--- Written exercise ---
Repeat all of the material below exactly as written, images excluded.

##### Task data #####

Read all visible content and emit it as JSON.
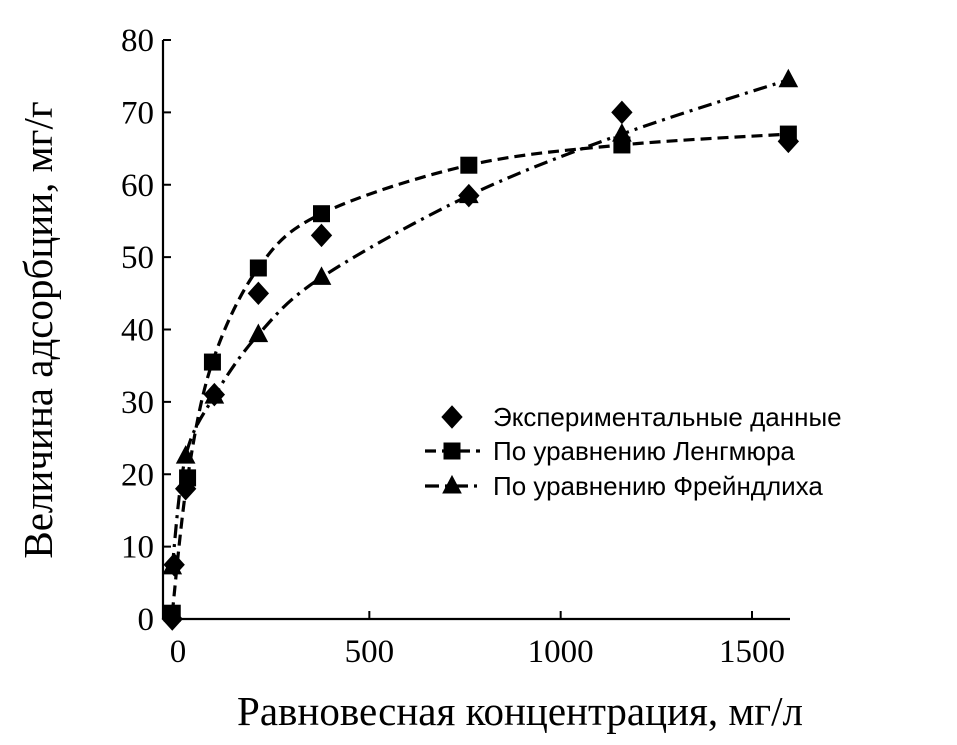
{
  "chart_data": {
    "type": "line",
    "title": "",
    "xlabel": "Равновесная концентрация, мг/л",
    "ylabel": "Величина адсорбции, мг/г",
    "xlim": [
      -20,
      1620
    ],
    "ylim": [
      0,
      80
    ],
    "xticks": [
      0,
      500,
      1000,
      1500
    ],
    "yticks": [
      0,
      10,
      20,
      30,
      40,
      50,
      60,
      70,
      80
    ],
    "grid": false,
    "legend_position": "right-middle",
    "series": [
      {
        "name": "Экспериментальные данные",
        "marker": "diamond",
        "line": "none",
        "x": [
          -15,
          -10,
          20,
          95,
          210,
          375,
          760,
          1160,
          1595
        ],
        "y": [
          0,
          7.5,
          18,
          31,
          45,
          53,
          58.5,
          70,
          66
        ]
      },
      {
        "name": "По уравнению Ленгмюра",
        "marker": "square",
        "line": "dashed",
        "x": [
          -15,
          25,
          90,
          210,
          375,
          760,
          1160,
          1595
        ],
        "y": [
          0.8,
          19.5,
          35.5,
          48.5,
          56,
          62.7,
          65.5,
          67
        ]
      },
      {
        "name": "По уравнению Фрейндлиха",
        "marker": "triangle",
        "line": "dashdot",
        "x": [
          -15,
          20,
          95,
          210,
          375,
          760,
          1160,
          1595
        ],
        "y": [
          7.2,
          22.5,
          30.8,
          39.3,
          47.2,
          58.5,
          67,
          74.5
        ]
      }
    ]
  }
}
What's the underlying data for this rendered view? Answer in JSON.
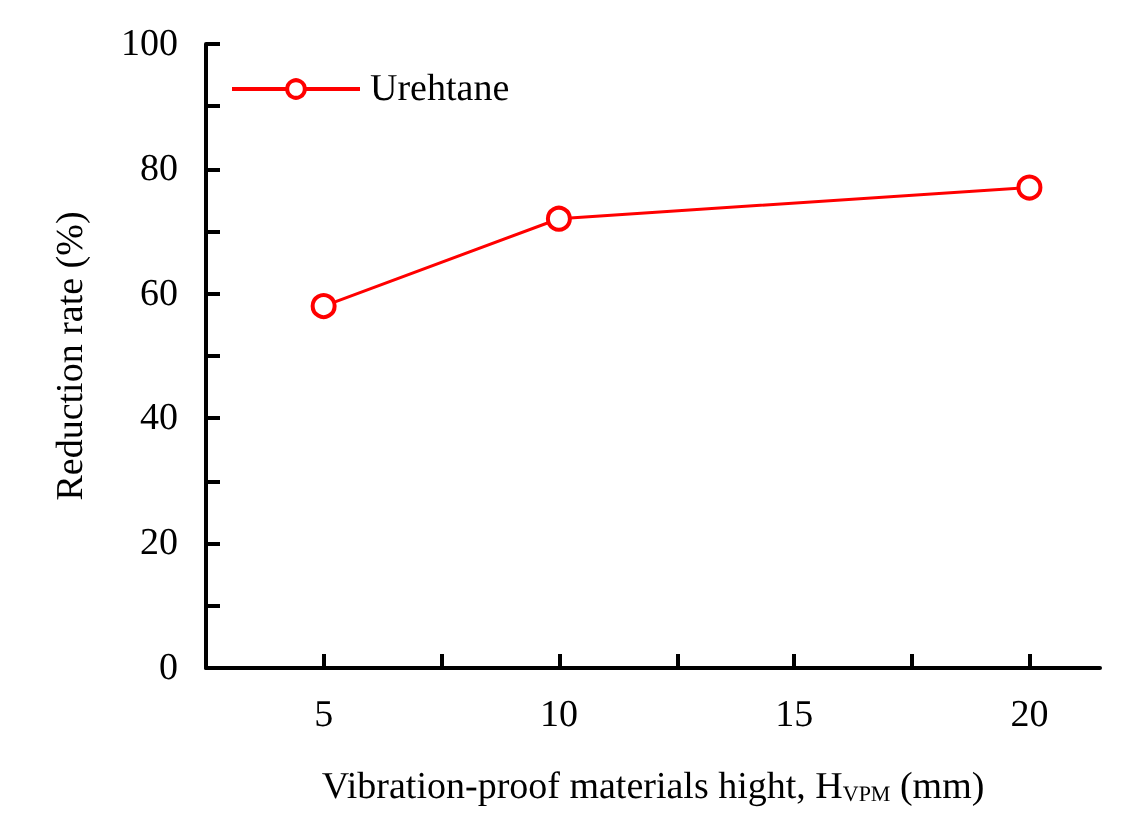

#####

--- Exercise solution ---
Read all visible content and emit it as JSON.
{
  "chart_data": {
    "type": "line",
    "title": "",
    "xlabel": "Равновесная концентрация, мг/л",
    "ylabel": "Величина адсорбции, мг/г",
    "xlim": [
      -20,
      1620
    ],
    "ylim": [
      0,
      80
    ],
    "xticks": [
      0,
      500,
      1000,
      1500
    ],
    "yticks": [
      0,
      10,
      20,
      30,
      40,
      50,
      60,
      70,
      80
    ],
    "grid": false,
    "legend_position": "right-middle",
    "series": [
      {
        "name": "Экспериментальные данные",
        "marker": "diamond",
        "line": "none",
        "x": [
          -15,
          -10,
          20,
          95,
          210,
          375,
          760,
          1160,
          1595
        ],
        "y": [
          0,
          7.5,
          18,
          31,
          45,
          53,
          58.5,
          70,
          66
        ]
      },
      {
        "name": "По уравнению Ленгмюра",
        "marker": "square",
        "line": "dashed",
        "x": [
          -15,
          25,
          90,
          210,
          375,
          760,
          1160,
          1595
        ],
        "y": [
          0.8,
          19.5,
          35.5,
          48.5,
          56,
          62.7,
          65.5,
          67
        ]
      },
      {
        "name": "По уравнению Фрейндлиха",
        "marker": "triangle",
        "line": "dashdot",
        "x": [
          -15,
          20,
          95,
          210,
          375,
          760,
          1160,
          1595
        ],
        "y": [
          7.2,
          22.5,
          30.8,
          39.3,
          47.2,
          58.5,
          67,
          74.5
        ]
      }
    ]
  }
}
What's the underlying data for this rendered view? Answer in JSON.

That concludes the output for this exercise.